Directive:
Repeat every record below exactly as written.

Given data:
::::
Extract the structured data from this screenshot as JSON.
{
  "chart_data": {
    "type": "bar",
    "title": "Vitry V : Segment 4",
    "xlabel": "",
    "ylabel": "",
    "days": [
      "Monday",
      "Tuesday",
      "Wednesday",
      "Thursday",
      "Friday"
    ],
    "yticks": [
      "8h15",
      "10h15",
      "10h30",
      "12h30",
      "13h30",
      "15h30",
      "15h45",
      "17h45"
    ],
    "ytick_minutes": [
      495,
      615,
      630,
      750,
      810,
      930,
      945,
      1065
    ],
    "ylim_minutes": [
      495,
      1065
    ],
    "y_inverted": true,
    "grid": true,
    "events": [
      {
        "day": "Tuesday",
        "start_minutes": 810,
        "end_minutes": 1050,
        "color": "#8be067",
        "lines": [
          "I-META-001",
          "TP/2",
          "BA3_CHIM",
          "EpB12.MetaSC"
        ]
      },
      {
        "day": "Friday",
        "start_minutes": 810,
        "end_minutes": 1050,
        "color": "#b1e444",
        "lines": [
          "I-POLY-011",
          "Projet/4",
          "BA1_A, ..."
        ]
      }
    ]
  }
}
::::
Solution:
Extract the structured data from this screenshot as JSON.
{
  "chart_data": {
    "type": "bar",
    "title": "Vitry V : Segment 4",
    "xlabel": "",
    "ylabel": "",
    "days": [
      "Monday",
      "Tuesday",
      "Wednesday",
      "Thursday",
      "Friday"
    ],
    "yticks": [
      "8h15",
      "10h15",
      "10h30",
      "12h30",
      "13h30",
      "15h30",
      "15h45",
      "17h45"
    ],
    "ytick_minutes": [
      495,
      615,
      630,
      750,
      810,
      930,
      945,
      1065
    ],
    "ylim_minutes": [
      495,
      1065
    ],
    "y_inverted": true,
    "grid": true,
    "events": [
      {
        "day": "Tuesday",
        "start_minutes": 810,
        "end_minutes": 1050,
        "color": "#8be067",
        "lines": [
          "I-META-001",
          "TP/2",
          "BA3_CHIM",
          "EpB12.MetaSC"
        ]
      },
      {
        "day": "Friday",
        "start_minutes": 810,
        "end_minutes": 1050,
        "color": "#b1e444",
        "lines": [
          "I-POLY-011",
          "Projet/4",
          "BA1_A, ..."
        ]
      }
    ]
  }
}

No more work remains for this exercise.